Dolorosas recordações

Nada escrevo sem “inspiração”. Ou será estado de espírito?

Para escrever preciso de silêncio dentro de casa, já dentro de mim preciso de alguma agitação.

No silêncio e em silêncio – ouvindo minhas agitações – sento-me frente ao computador para começar a passá-las no papel. No papel?

Computador ligado, alongo os braços, exercito os dedos e assim que me “debruço” sobre o teclado começo a ouvir vozes.

De onde vem?

Olho ao redor e não vejo ninguém. Estou só na biblioteca.

O texto que havia na minha cabeça, diria a inspiração, começou a ficar submerso às vozes e num passe de mágica desapareceu.

Interrompida a “inspiração”, desaparecida a ideia original da crônica, veio o vazio e a pergunta: o que fazer?

Certo que muita gente já perguntou “o que fazer”, inclusive Lênin e antes dele Nicolai Tchernychevskii, e para responder, cada qual escreveu um livro.

Minha necessidade é só uma crônica.

Sentado, na frente do computador, olho para os livros na prateleira em frente a procura do dono da voz.

Será que é um personagem de algum romance ou um poeta cuja alma e/ou espírito inspirados procura um lápis ou uma caneta e papel para escrever um verso, um soneto ou um poema?

“Assustado”, continuo me interrogando: será a voz escrava saindo de dentro de um livro de história ou o capataz torturando-a? É a voz de um “índio” gritando socorro, um socorro tão longe, longo e profundo que não consigo ouvir e compreender?

Serão as vozes dos assassinados da favela do Jacarezinho?

Numa rara alegria imagino que pode ser a voz que vai me ditar a crônica ou um artigo ou um poema. A alegria durou o tempo do segundo pensamento.

Procuro, com os olhos, entre as lombadas dos livros de onde vem a voz. São tantas as lombadas e a voz – tenho a impressão – muda de lugar, foge dos meus olhos, engana meus ouvidos e logo – por não entender o que diz – penso ser um francês: Sartre?

Que alegria!

Sartre tentando se comunicar comigo. É só imaginação. Delírio?

Não sou kardecista.

Presto atenção. Não, não é francês. A voz vem de duas prateleiras abaixo.

É japonês?

Será o Musashi?

.....

» **ENUNCIADO 1**
Reproduza literalmente o trecho do texto fornecido que vai de "No silêncio e" a "escreveu um livro.", incluindo ambos.
» **ENUNCIADO 2**
Segundo o texto fornecido, por que quem narra passa a supor que a voz é de um francês? Responda em uma a três frases.
» **ENUNCIADO 3**
Liste todas as pessoas mencionadas pelo nome no texto fornecido.
Não é preciso consultar a listagem.

» **DADOS BRUTOS**
.....

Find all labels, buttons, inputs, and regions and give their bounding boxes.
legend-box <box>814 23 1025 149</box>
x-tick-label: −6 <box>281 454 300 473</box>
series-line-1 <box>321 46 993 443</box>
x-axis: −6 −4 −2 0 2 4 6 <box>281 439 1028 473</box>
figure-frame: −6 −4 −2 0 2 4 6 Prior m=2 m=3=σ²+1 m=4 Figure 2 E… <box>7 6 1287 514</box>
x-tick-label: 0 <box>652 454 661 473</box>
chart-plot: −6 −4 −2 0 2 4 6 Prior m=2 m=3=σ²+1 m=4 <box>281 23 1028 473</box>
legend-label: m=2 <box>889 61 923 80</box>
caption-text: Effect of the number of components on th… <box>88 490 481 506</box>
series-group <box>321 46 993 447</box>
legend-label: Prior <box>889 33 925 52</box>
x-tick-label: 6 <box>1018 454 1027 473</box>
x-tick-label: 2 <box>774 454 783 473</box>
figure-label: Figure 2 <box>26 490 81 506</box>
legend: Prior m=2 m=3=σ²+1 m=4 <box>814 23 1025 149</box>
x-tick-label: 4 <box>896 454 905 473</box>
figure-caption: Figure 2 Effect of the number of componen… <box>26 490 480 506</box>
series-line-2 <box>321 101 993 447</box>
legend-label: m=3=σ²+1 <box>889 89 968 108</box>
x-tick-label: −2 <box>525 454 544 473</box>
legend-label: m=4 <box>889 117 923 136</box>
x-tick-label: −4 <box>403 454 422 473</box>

.....

» **RESOLUÇÃO 1**
No silêncio e em silêncio – ouvindo minhas agitações – sento-me frente ao computador para começar a passá-las no papel. No papel?

Computador ligado, alongo os braços, exercito os dedos e assim que me “debruço” sobre o teclado começo a ouvir vozes.

De onde vem?

Olho ao redor e não vejo ninguém. Estou só na biblioteca.

O texto que havia na minha cabeça, diria a inspiração, começou a ficar submerso às vozes e num passe de mágica desapareceu.

Interrompida a “inspiração”, desaparecida a ideia original da crônica, veio o vazio e a pergunta: o que fazer?

Certo que muita gente já perguntou “o que fazer”, inclusive Lênin e antes dele Nicolai Tchernychevskii, e para responder, cada qual escreveu um livro.

» **RESOLUÇÃO 2**
Quem narra supõe que a voz seja de um francês por não entender o que ela diz.

» **RESOLUÇÃO 3**
Lênin; Nicolai Tchernychevskii; Sartre; Musashi.